▶ WHAT IS EXPECTED
Write out the data below in full, unchanged, minus the images.

--- Start of RECORDS FOR PROCESSING ---

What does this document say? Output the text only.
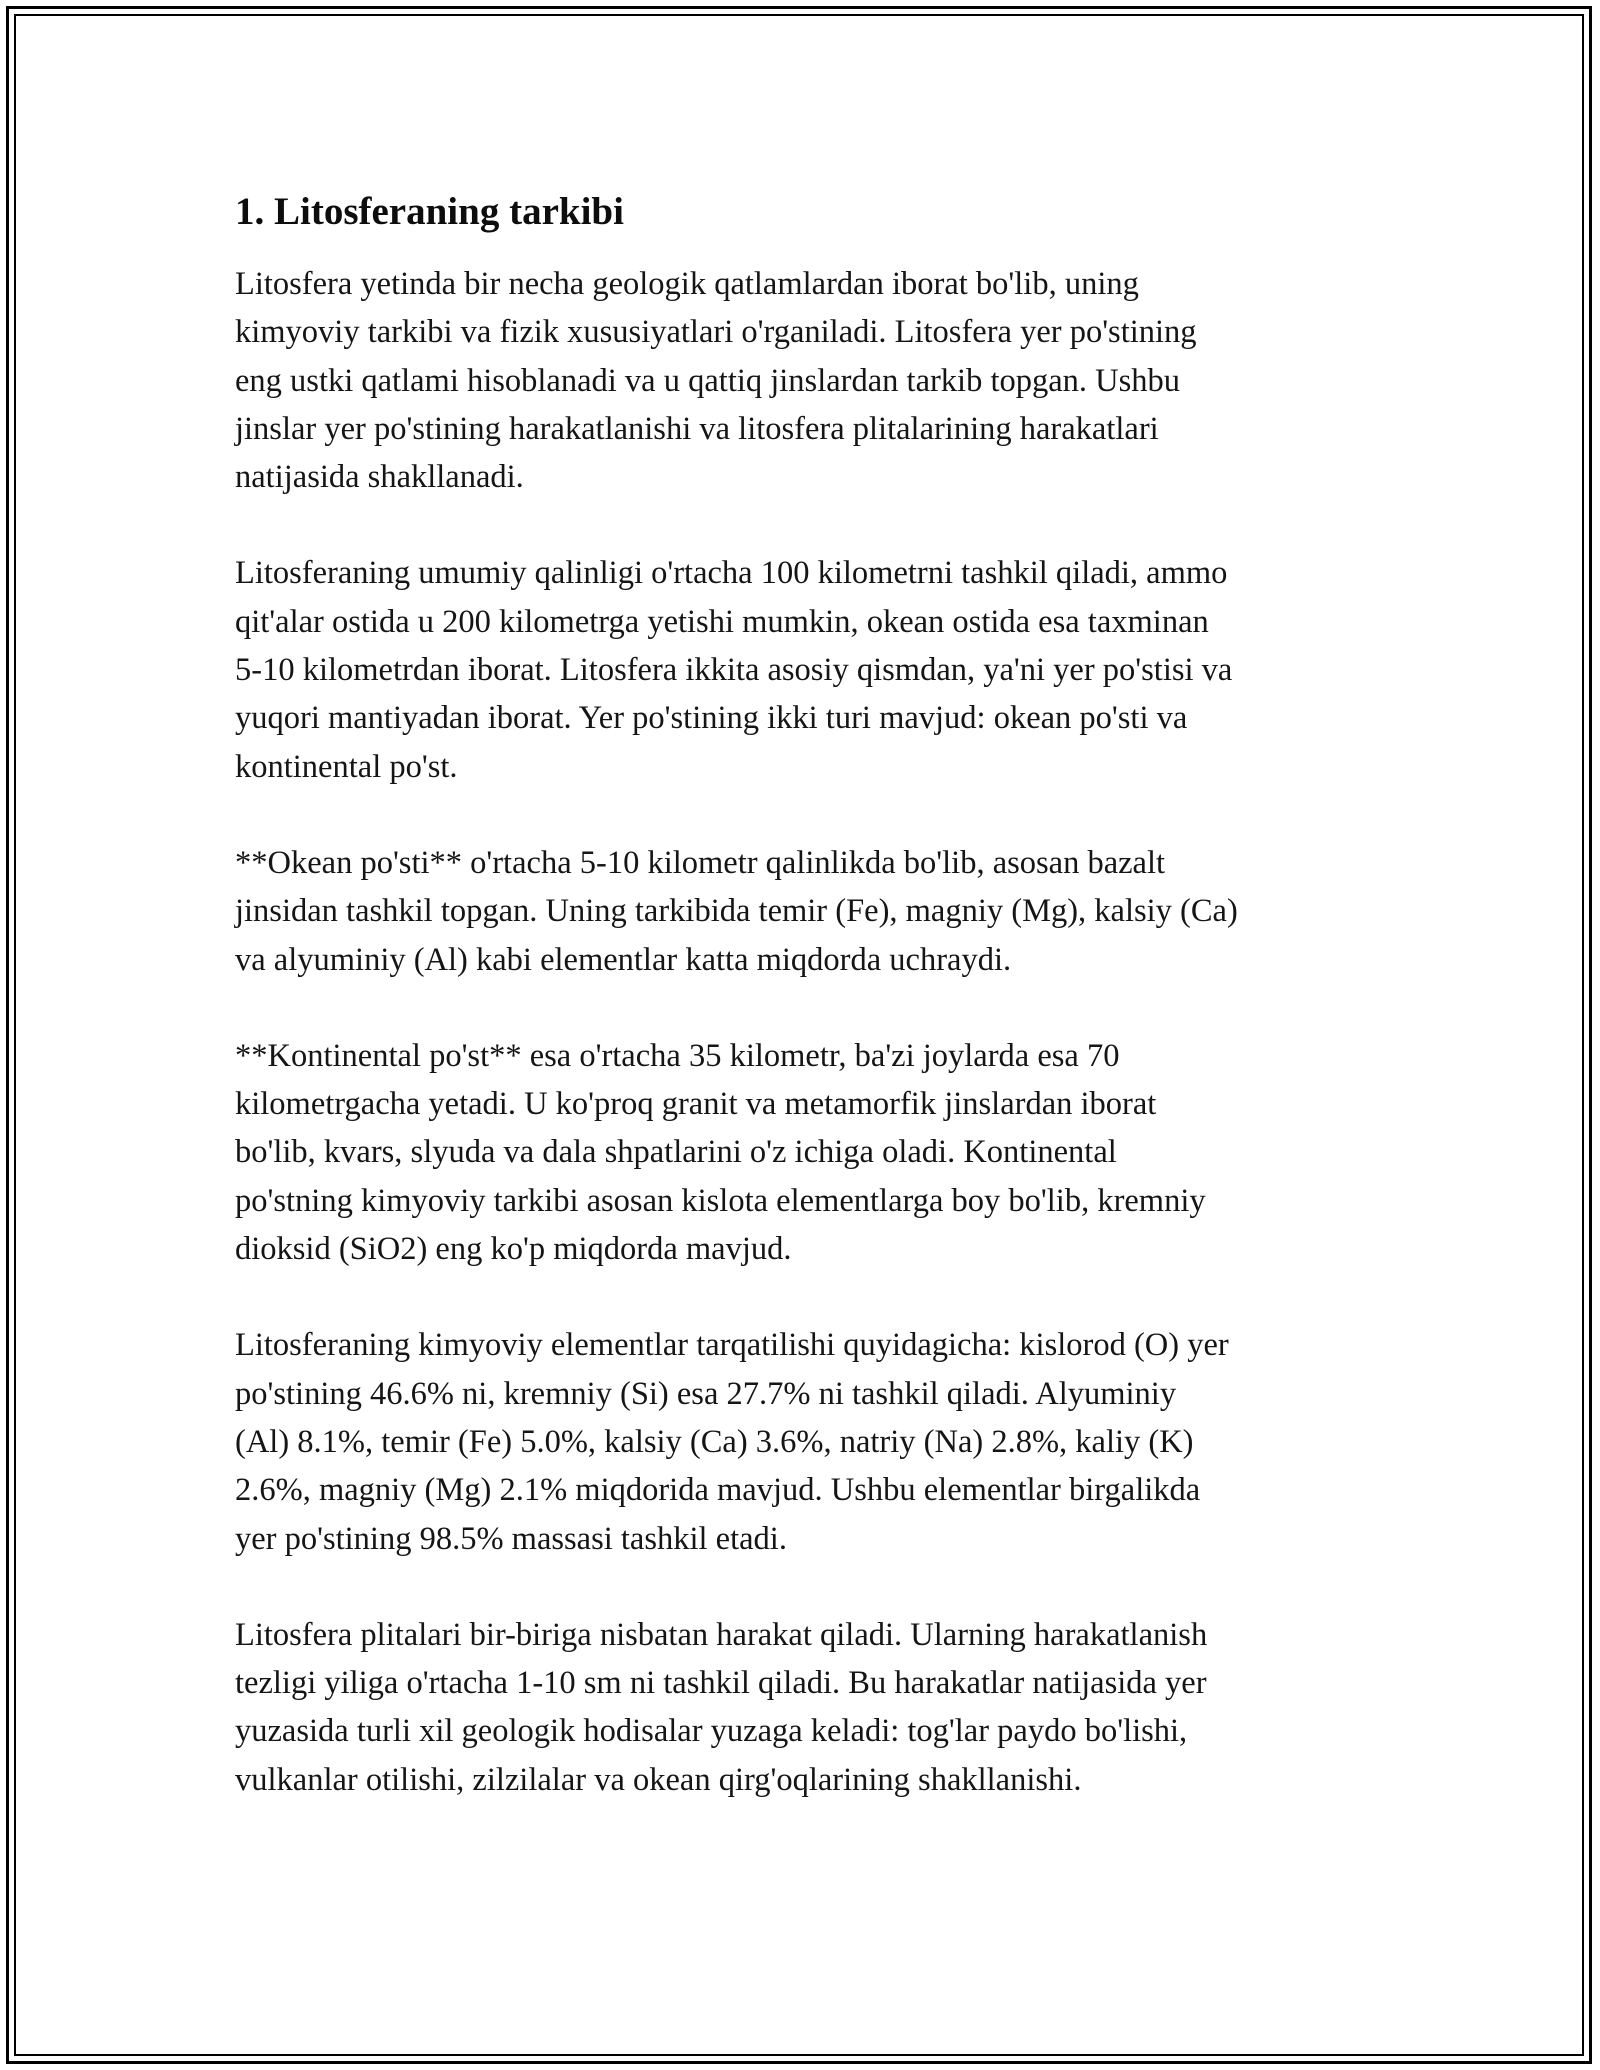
1. Litosferaning tarkibi

Litosfera yetinda bir necha geologik qatlamlardan iborat bo'lib, uning
kimyoviy tarkibi va fizik xususiyatlari o'rganiladi. Litosfera yer po'stining
eng ustki qatlami hisoblanadi va u qattiq jinslardan tarkib topgan. Ushbu
jinslar yer po'stining harakatlanishi va litosfera plitalarining harakatlari
natijasida shakllanadi.

Litosferaning umumiy qalinligi o'rtacha 100 kilometrni tashkil qiladi, ammo
qit'alar ostida u 200 kilometrga yetishi mumkin, okean ostida esa taxminan
5-10 kilometrdan iborat. Litosfera ikkita asosiy qismdan, ya'ni yer po'stisi va
yuqori mantiyadan iborat. Yer po'stining ikki turi mavjud: okean po'sti va
kontinental po'st.

**Okean po'sti** o'rtacha 5-10 kilometr qalinlikda bo'lib, asosan bazalt
jinsidan tashkil topgan. Uning tarkibida temir (Fe), magniy (Mg), kalsiy (Ca)
va alyuminiy (Al) kabi elementlar katta miqdorda uchraydi.

**Kontinental po'st** esa o'rtacha 35 kilometr, ba'zi joylarda esa 70
kilometrgacha yetadi. U ko'proq granit va metamorfik jinslardan iborat
bo'lib, kvars, slyuda va dala shpatlarini o'z ichiga oladi. Kontinental
po'stning kimyoviy tarkibi asosan kislota elementlarga boy bo'lib, kremniy
dioksid (SiO2) eng ko'p miqdorda mavjud.

Litosferaning kimyoviy elementlar tarqatilishi quyidagicha: kislorod (O) yer
po'stining 46.6% ni, kremniy (Si) esa 27.7% ni tashkil qiladi. Alyuminiy
(Al) 8.1%, temir (Fe) 5.0%, kalsiy (Ca) 3.6%, natriy (Na) 2.8%, kaliy (K)
2.6%, magniy (Mg) 2.1% miqdorida mavjud. Ushbu elementlar birgalikda
yer po'stining 98.5% massasi tashkil etadi.

Litosfera plitalari bir-biriga nisbatan harakat qiladi. Ularning harakatlanish
tezligi yiliga o'rtacha 1-10 sm ni tashkil qiladi. Bu harakatlar natijasida yer
yuzasida turli xil geologik hodisalar yuzaga keladi: tog'lar paydo bo'lishi,
vulkanlar otilishi, zilzilalar va okean qirg'oqlarining shakllanishi.
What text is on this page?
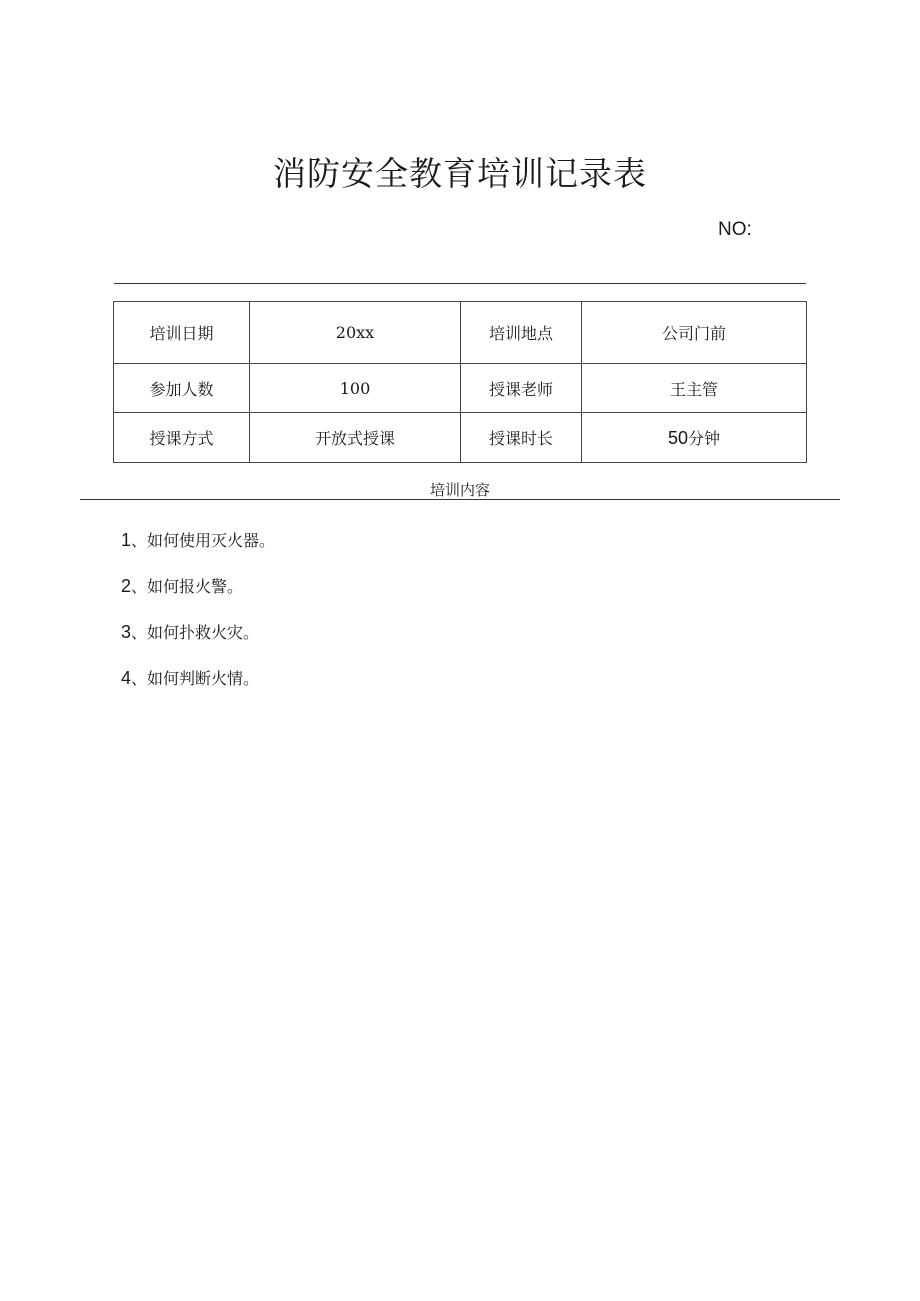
消防安全教育培训记录表
NO:
培训日期	20xx	培训地点	公司门前
参加人数	100	授课老师	王主管
授课方式	开放式授课	授课时长	50分钟
培训内容
1、如何使用灭火器。
2、如何报火警。
3、如何扑救火灾。
4、如何判断火情。
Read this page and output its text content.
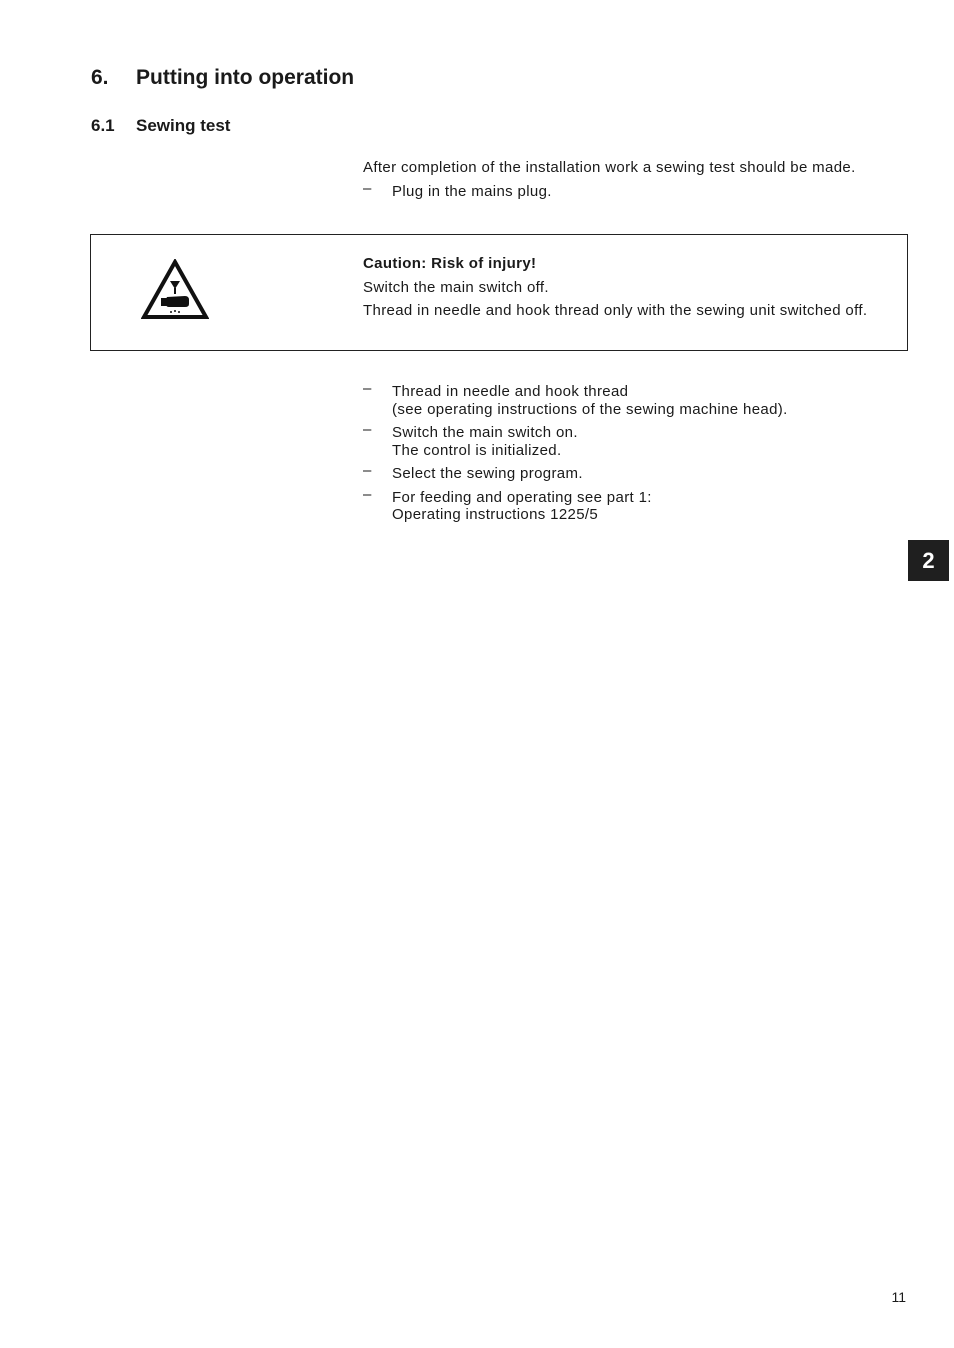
6. Putting into operation
6.1 Sewing test
After completion of the installation work a sewing test should be made.
– Plug in the mains plug.
Caution: Risk of injury!
Switch the main switch off.
Thread in needle and hook thread only with the sewing unit switched off.
– Thread in needle and hook thread
(see operating instructions of the sewing machine head).
– Switch the main switch on.
The control is initialized.
– Select the sewing program.
– For feeding and operating see part 1:
Operating instructions 1225/5
2
11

--- End of RECORDS FOR PROCESSING ---

▶ WRITTEN SOLUTION
What does this document say? Output the text only.
1. Litosferaning tarkibi

Litosfera yetinda bir necha geologik qatlamlardan iborat bo'lib, uning
kimyoviy tarkibi va fizik xususiyatlari o'rganiladi. Litosfera yer po'stining
eng ustki qatlami hisoblanadi va u qattiq jinslardan tarkib topgan. Ushbu
jinslar yer po'stining harakatlanishi va litosfera plitalarining harakatlari
natijasida shakllanadi.

Litosferaning umumiy qalinligi o'rtacha 100 kilometrni tashkil qiladi, ammo
qit'alar ostida u 200 kilometrga yetishi mumkin, okean ostida esa taxminan
5-10 kilometrdan iborat. Litosfera ikkita asosiy qismdan, ya'ni yer po'stisi va
yuqori mantiyadan iborat. Yer po'stining ikki turi mavjud: okean po'sti va
kontinental po'st.

**Okean po'sti** o'rtacha 5-10 kilometr qalinlikda bo'lib, asosan bazalt
jinsidan tashkil topgan. Uning tarkibida temir (Fe), magniy (Mg), kalsiy (Ca)
va alyuminiy (Al) kabi elementlar katta miqdorda uchraydi.

**Kontinental po'st** esa o'rtacha 35 kilometr, ba'zi joylarda esa 70
kilometrgacha yetadi. U ko'proq granit va metamorfik jinslardan iborat
bo'lib, kvars, slyuda va dala shpatlarini o'z ichiga oladi. Kontinental
po'stning kimyoviy tarkibi asosan kislota elementlarga boy bo'lib, kremniy
dioksid (SiO2) eng ko'p miqdorda mavjud.

Litosferaning kimyoviy elementlar tarqatilishi quyidagicha: kislorod (O) yer
po'stining 46.6% ni, kremniy (Si) esa 27.7% ni tashkil qiladi. Alyuminiy
(Al) 8.1%, temir (Fe) 5.0%, kalsiy (Ca) 3.6%, natriy (Na) 2.8%, kaliy (K)
2.6%, magniy (Mg) 2.1% miqdorida mavjud. Ushbu elementlar birgalikda
yer po'stining 98.5% massasi tashkil etadi.

Litosfera plitalari bir-biriga nisbatan harakat qiladi. Ularning harakatlanish
tezligi yiliga o'rtacha 1-10 sm ni tashkil qiladi. Bu harakatlar natijasida yer
yuzasida turli xil geologik hodisalar yuzaga keladi: tog'lar paydo bo'lishi,
vulkanlar otilishi, zilzilalar va okean qirg'oqlarining shakllanishi.
What text is on this page?
消防安全教育培训记录表
NO:
培训日期	20xx	培训地点	公司门前
参加人数	100	授课老师	王主管
授课方式	开放式授课	授课时长	50分钟
培训内容
1、如何使用灭火器。
2、如何报火警。
3、如何扑救火灾。
4、如何判断火情。
Read this page and output its text content.
6. Putting into operation
6.1 Sewing test
After completion of the installation work a sewing test should be made.
– Plug in the mains plug.
Caution: Risk of injury!
Switch the main switch off.
Thread in needle and hook thread only with the sewing unit switched off.
– Thread in needle and hook thread
(see operating instructions of the sewing machine head).
– Switch the main switch on.
The control is initialized.
– Select the sewing program.
– For feeding and operating see part 1:
Operating instructions 1225/5
2
11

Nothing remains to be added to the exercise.